[Records contained in a dataset]
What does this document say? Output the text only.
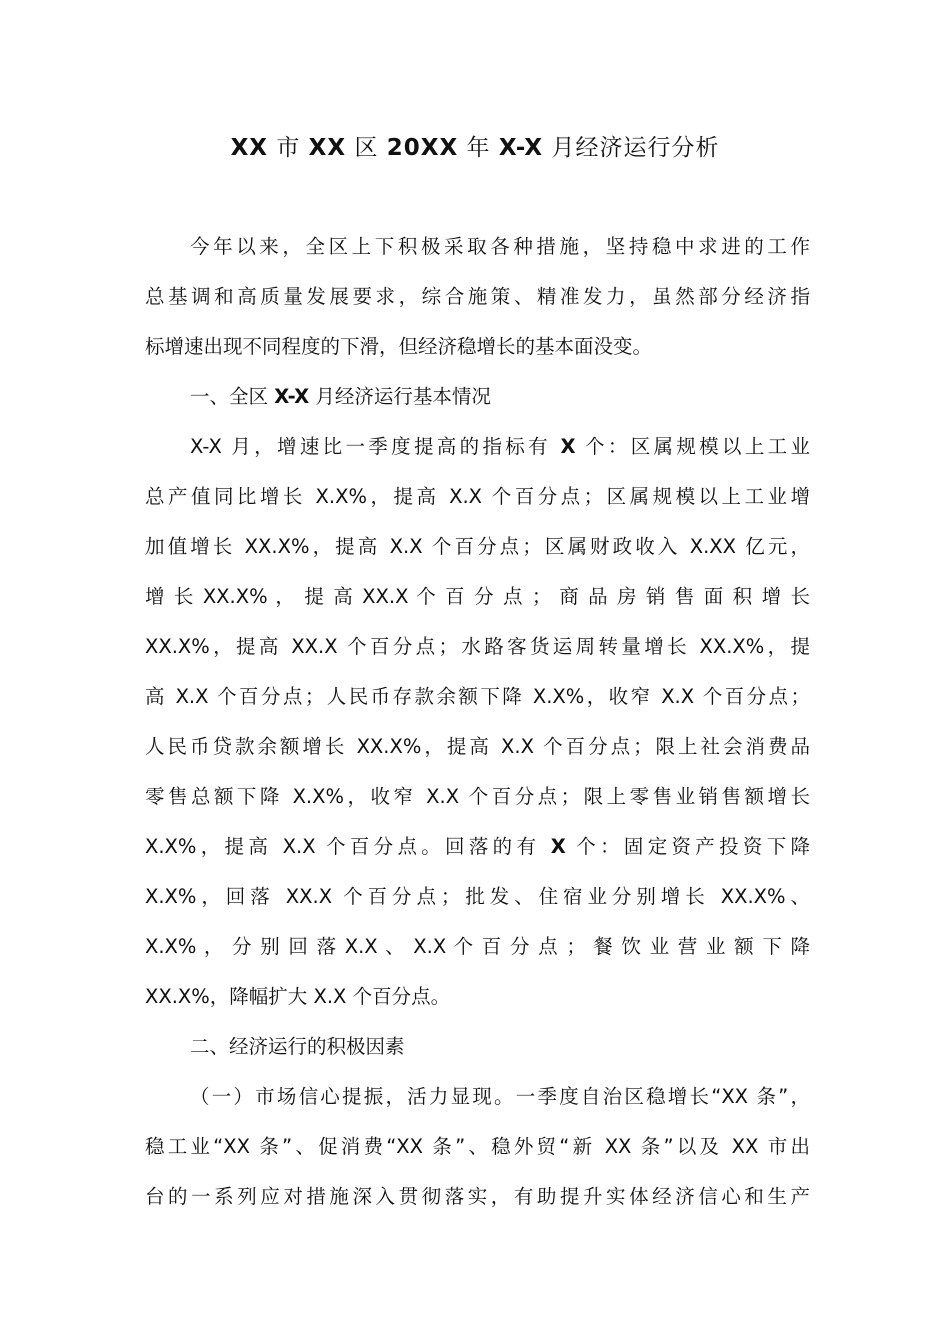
XX 市 XX 区 20XX 年 X-X 月经济运行分析
今年以来，全区上下积极采取各种措施，坚持稳中求进的工作
总基调和高质量发展要求，综合施策、精准发力，虽然部分经济指
标增速出现不同程度的下滑，但经济稳增长的基本面没变。
一、全区 X-X 月经济运行基本情况
X-X 月，增速比一季度提高的指标有 X 个：区属规模以上工业
总产值同比增长 X.X%，提高 X.X 个百分点；区属规模以上工业增
加值增长 XX.X%，提高 X.X 个百分点；区属财政收入 X.XX 亿元，
增 长 XX.X% ， 提 高 XX.X 个 百 分 点 ； 商 品 房 销 售 面 积 增 长
XX.X%，提高 XX.X 个百分点；水路客货运周转量增长 XX.X%，提
高 X.X 个百分点；人民币存款余额下降 X.X%，收窄 X.X 个百分点；
人民币贷款余额增长 XX.X%，提高 X.X 个百分点；限上社会消费品
零售总额下降 X.X%，收窄 X.X 个百分点；限上零售业销售额增长
X.X%，提高 X.X 个百分点。回落的有 X 个：固定资产投资下降
X.X%，回落 XX.X 个百分点；批发、住宿业分别增长 XX.X%、
X.X% ， 分 别 回 落 X.X 、 X.X 个 百 分 点 ； 餐 饮 业 营 业 额 下 降
XX.X%，降幅扩大 X.X 个百分点。
二、经济运行的积极因素
（一）市场信心提振，活力显现。一季度自治区稳增长“XX 条”，
稳工业“XX 条”、促消费“XX 条”、稳外贸“新 XX 条”以及 XX 市出
台的一系列应对措施深入贯彻落实，有助提升实体经济信心和生产
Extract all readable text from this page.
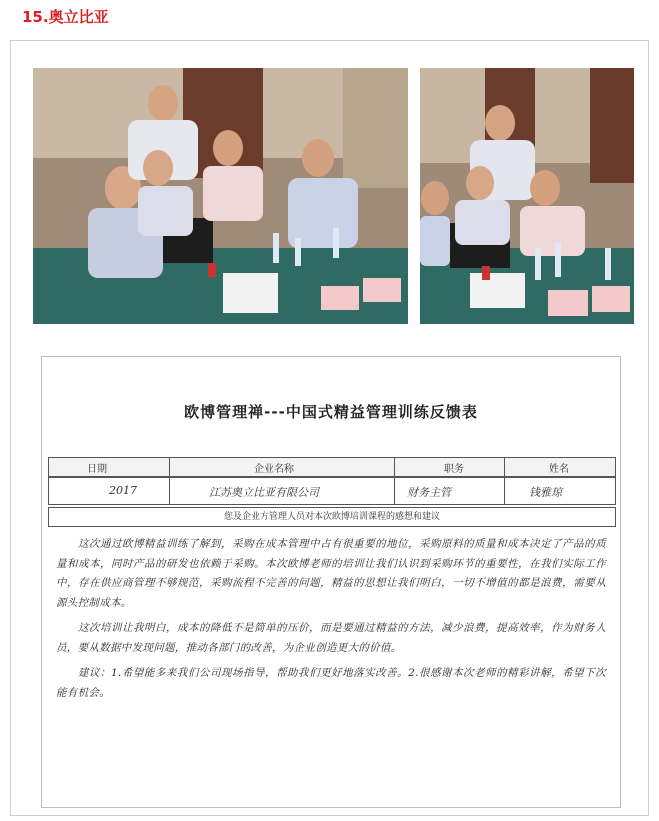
15.奥立比亚
欧博管理禅---中国式精益管理训练反馈表
日期	企业名称	职务	姓名
2017	江苏奥立比亚有限公司	财务主管	钱雅琼
您及企业方管理人员对本次欧博培训课程的感想和建议

这次通过欧博精益训练了解到，采购在成本管理中占有很重要的地位，采购原料的质量和成本决定了产品的质量和成本，同时产品的研发也依赖于采购。本次欧博老师的培训让我们认识到采购环节的重要性，在我们实际工作中，存在供应商管理不够规范，采购流程不完善的问题，精益的思想让我们明白，一切不增值的都是浪费，需要从源头控制成本。

这次培训让我明白，成本的降低不是简单的压价，而是要通过精益的方法，减少浪费，提高效率，作为财务人员，要从数据中发现问题，推动各部门的改善，为企业创造更大的价值。

建议：1.希望能多来我们公司现场指导，帮助我们更好地落实改善。2.很感谢本次老师的精彩讲解，希望下次能有机会。
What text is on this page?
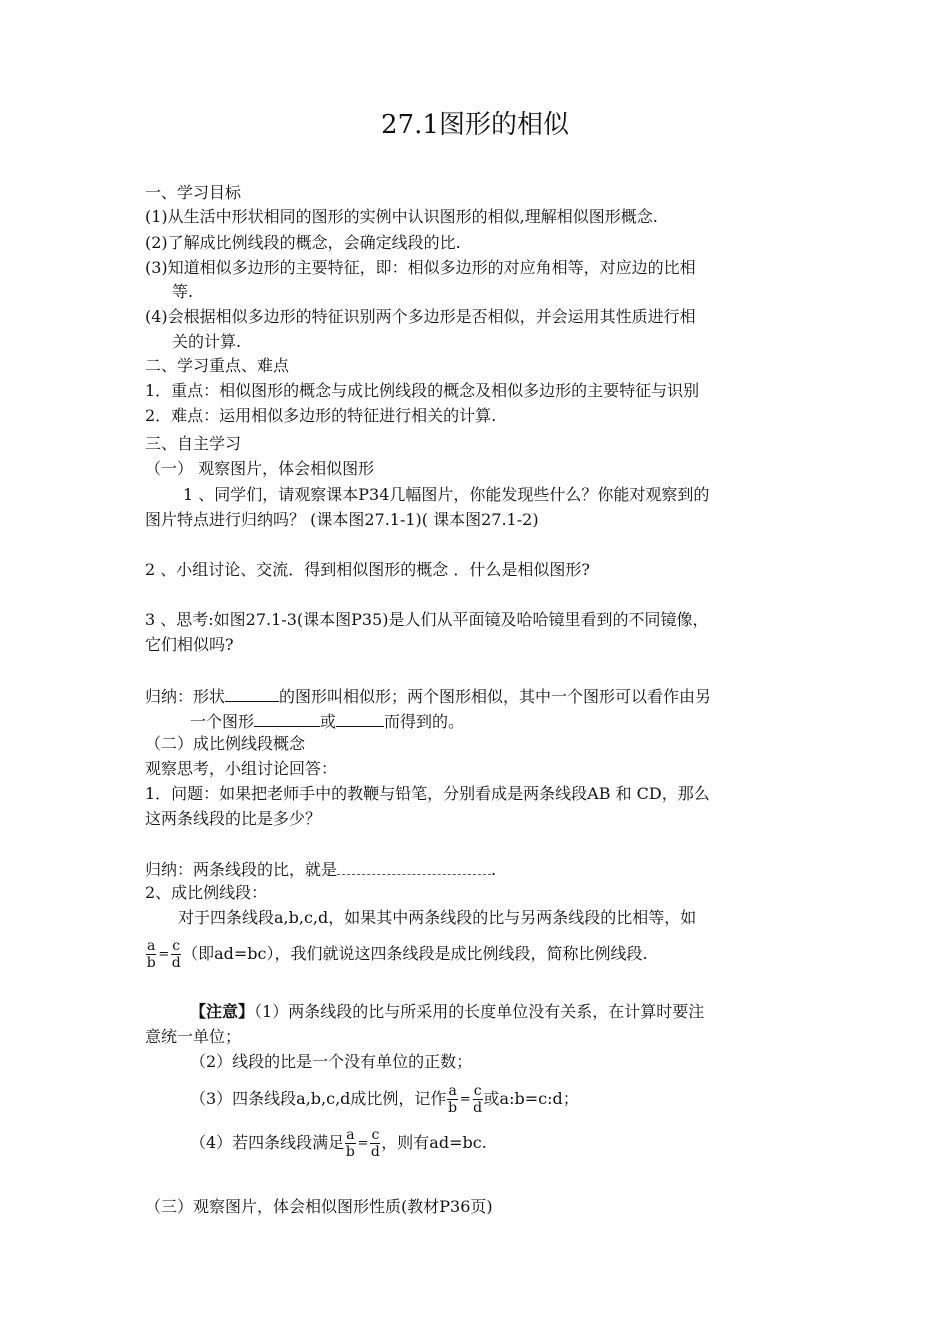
27.1图形的相似
一、学习目标
(1)从生活中形状相同的图形的实例中认识图形的相似,理解相似图形概念.
(2)了解成比例线段的概念，会确定线段的比.
(3)知道相似多边形的主要特征，即：相似多边形的对应角相等，对应边的比相
等.
(4)会根据相似多边形的特征识别两个多边形是否相似，并会运用其性质进行相
关的计算.
二、学习重点、难点
1．重点：相似图形的概念与成比例线段的概念及相似多边形的主要特征与识别
2．难点：运用相似多边形的特征进行相关的计算.
三、自主学习
（一） 观察图片，体会相似图形
1 、同学们，请观察课本P34几幅图片，你能发现些什么？你能对观察到的
图片特点进行归纳吗？ (课本图27.1-1)( 课本图27.1-2)
2 、小组讨论、交流．得到相似图形的概念 ．什么是相似图形?
3 、思考:如图27.1-3(课本图P35)是人们从平面镜及哈哈镜里看到的不同镜像，
它们相似吗?
归纳：形状	的图形叫相似形；两个图形相似，其中一个图形可以看作由另
一个图形	或	而得到的。
（二）成比例线段概念
观察思考，小组讨论回答：
1．问题：如果把老师手中的教鞭与铅笔，分别看成是两条线段AB 和 CD，那么
这两条线段的比是多少？
归纳：两条线段的比，就是	.
2、成比例线段：
对于四条线段a,b,c,d，如果其中两条线段的比与另两条线段的比相等，如
$\frac{a}{b} = \frac{c}{d}$ （即ad=bc），我们就说这四条线段是成比例线段，简称比例线段.
【注意】（1）两条线段的比与所采用的长度单位没有关系，在计算时要注
意统一单位；
（2）线段的比是一个没有单位的正数；
（3）四条线段a,b,c,d成比例，记作 $\frac{a}{b} = \frac{c}{d}$ 或a:b=c:d；
（4）若四条线段满足 $\frac{a}{b} = \frac{c}{d}$ ，则有ad=bc.
（三）观察图片，体会相似图形性质(教材P36页)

(To do) Display every line of the listing that contains the string "个百分点".

(Output of the task)
总产值同比增长 X.X%，提高 X.X 个百分点；区属规模以上工业增
加值增长 XX.X%，提高 X.X 个百分点；区属财政收入 X.XX 亿元，
XX.X%，提高 XX.X 个百分点；水路客货运周转量增长 XX.X%，提
高 X.X 个百分点；人民币存款余额下降 X.X%，收窄 X.X 个百分点；
人民币贷款余额增长 XX.X%，提高 X.X 个百分点；限上社会消费品
零售总额下降 X.X%，收窄 X.X 个百分点；限上零售业销售额增长
X.X%，提高 X.X 个百分点。回落的有 X 个：固定资产投资下降
X.X%，回落 XX.X 个百分点；批发、住宿业分别增长 XX.X%、
XX.X%，降幅扩大 X.X 个百分点。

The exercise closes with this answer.